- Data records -
________

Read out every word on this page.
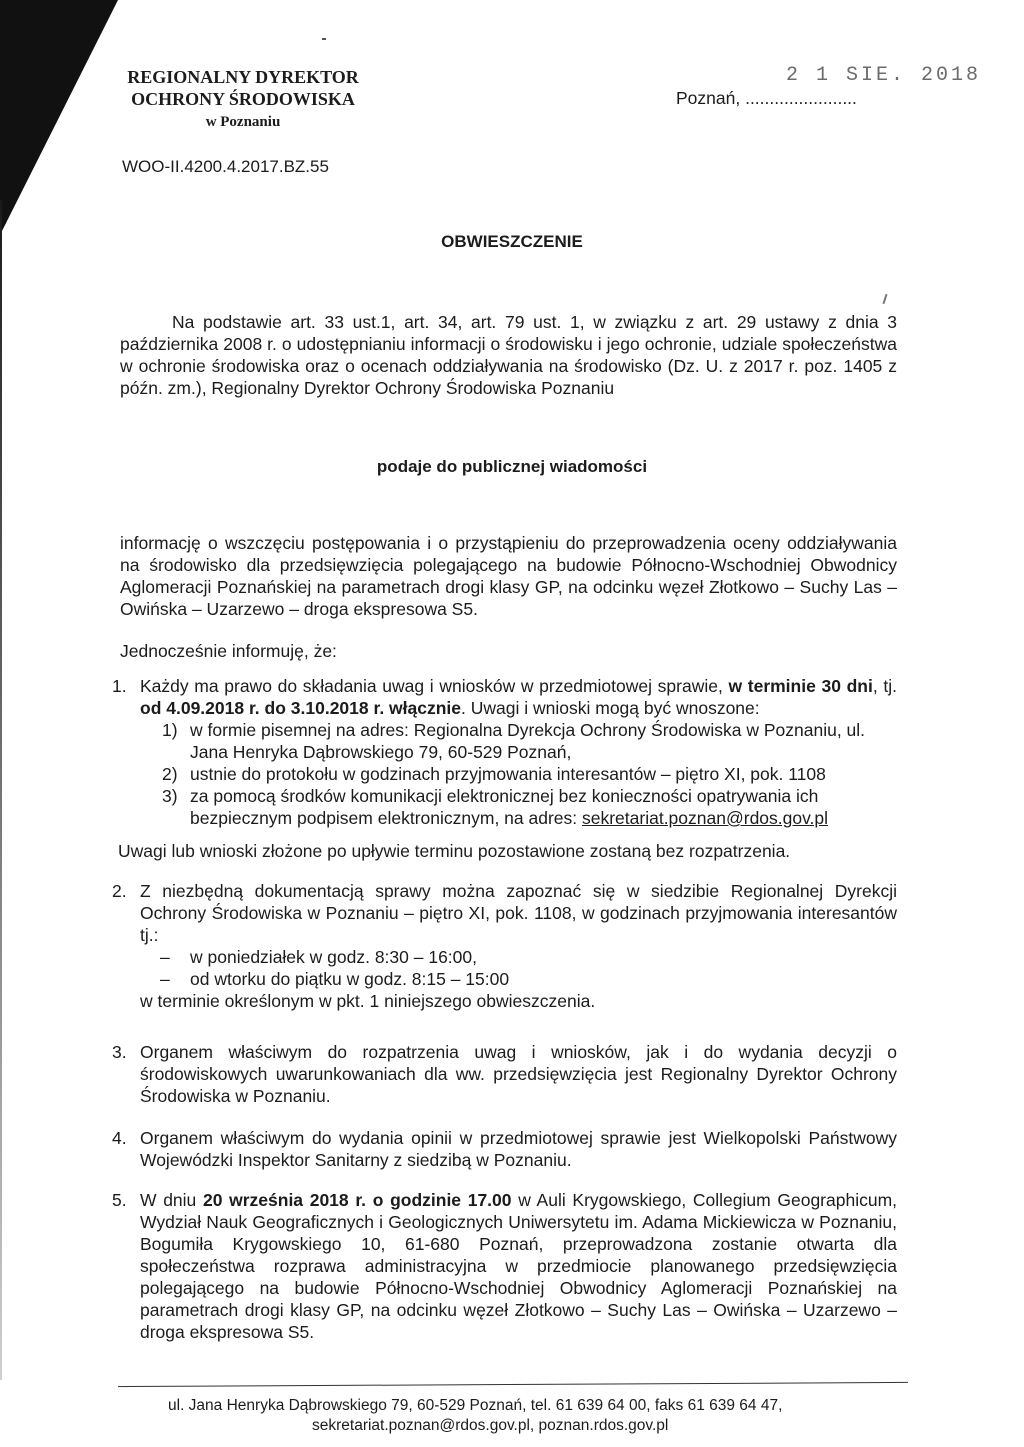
REGIONALNY DYREKTOR
OCHRONY ŚRODOWISKA
w Poznaniu
2 1 SIE. 2018
Poznań, .......................
WOO-II.4200.4.2017.BZ.55
OBWIESZCZENIE
Na podstawie art. 33 ust.1, art. 34, art. 79 ust. 1, w związku z art. 29 ustawy z dnia 3 października 2008 r. o udostępnianiu informacji o środowisku i jego ochronie, udziale społeczeństwa w ochronie środowiska oraz o ocenach oddziaływania na środowisko (Dz. U. z 2017 r. poz. 1405 z późn. zm.), Regionalny Dyrektor Ochrony Środowiska Poznaniu
podaje do publicznej wiadomości
informację o wszczęciu postępowania i o przystąpieniu do przeprowadzenia oceny oddziaływania na środowisko dla przedsięwzięcia polegającego na budowie Północno-Wschodniej Obwodnicy Aglomeracji Poznańskiej na parametrach drogi klasy GP, na odcinku węzeł Złotkowo – Suchy Las – Owińska – Uzarzewo – droga ekspresowa S5.
Jednocześnie informuję, że:
1. Każdy ma prawo do składania uwag i wniosków w przedmiotowej sprawie, w terminie 30 dni, tj. od 4.09.2018 r. do 3.10.2018 r. włącznie. Uwagi i wnioski mogą być wnoszone:
1) w formie pisemnej na adres: Regionalna Dyrekcja Ochrony Środowiska w Poznaniu, ul. Jana Henryka Dąbrowskiego 79, 60-529 Poznań,
2) ustnie do protokołu w godzinach przyjmowania interesantów – piętro XI, pok. 1108
3) za pomocą środków komunikacji elektronicznej bez konieczności opatrywania ich bezpiecznym podpisem elektronicznym, na adres: sekretariat.poznan@rdos.gov.pl
Uwagi lub wnioski złożone po upływie terminu pozostawione zostaną bez rozpatrzenia.
2. Z niezbędną dokumentacją sprawy można zapoznać się w siedzibie Regionalnej Dyrekcji Ochrony Środowiska w Poznaniu – piętro XI, pok. 1108, w godzinach przyjmowania interesantów tj.:
– w poniedziałek w godz. 8:30 – 16:00,
– od wtorku do piątku w godz. 8:15 – 15:00
w terminie określonym w pkt. 1 niniejszego obwieszczenia.
3. Organem właściwym do rozpatrzenia uwag i wniosków, jak i do wydania decyzji o środowiskowych uwarunkowaniach dla ww. przedsięwzięcia jest Regionalny Dyrektor Ochrony Środowiska w Poznaniu.
4. Organem właściwym do wydania opinii w przedmiotowej sprawie jest Wielkopolski Państwowy Wojewódzki Inspektor Sanitarny z siedzibą w Poznaniu.
5. W dniu 20 września 2018 r. o godzinie 17.00 w Auli Krygowskiego, Collegium Geographicum, Wydział Nauk Geograficznych i Geologicznych Uniwersytetu im. Adama Mickiewicza w Poznaniu, Bogumiła Krygowskiego 10, 61-680 Poznań, przeprowadzona zostanie otwarta dla społeczeństwa rozprawa administracyjna w przedmiocie planowanego przedsięwzięcia polegającego na budowie Północno-Wschodniej Obwodnicy Aglomeracji Poznańskiej na parametrach drogi klasy GP, na odcinku węzeł Złotkowo – Suchy Las – Owińska – Uzarzewo – droga ekspresowa S5.
ul. Jana Henryka Dąbrowskiego 79, 60-529 Poznań, tel. 61 639 64 00, faks 61 639 64 47,
sekretariat.poznan@rdos.gov.pl, poznan.rdos.gov.pl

________

- Work required -
Using the records above, pull out each line where the word "Północno" occurs.

- Solution to this problem -
informację o wszczęciu postępowania i o przystąpieniu do przeprowadzenia oceny oddziaływania na środowisko dla przedsięwzięcia polegającego na budowie Północno-Wschodniej Obwodnicy Aglomeracji Poznańskiej na parametrach drogi klasy GP, na odcinku węzeł Złotkowo – Suchy Las – Owińska – Uzarzewo – droga ekspresowa S5.
5. W dniu 20 września 2018 r. o godzinie 17.00 w Auli Krygowskiego, Collegium Geographicum, Wydział Nauk Geograficznych i Geologicznych Uniwersytetu im. Adama Mickiewicza w Poznaniu, Bogumiła Krygowskiego 10, 61-680 Poznań, przeprowadzona zostanie otwarta dla społeczeństwa rozprawa administracyjna w przedmiocie planowanego przedsięwzięcia polegającego na budowie Północno-Wschodniej Obwodnicy Aglomeracji Poznańskiej na parametrach drogi klasy GP, na odcinku węzeł Złotkowo – Suchy Las – Owińska – Uzarzewo – droga ekspresowa S5.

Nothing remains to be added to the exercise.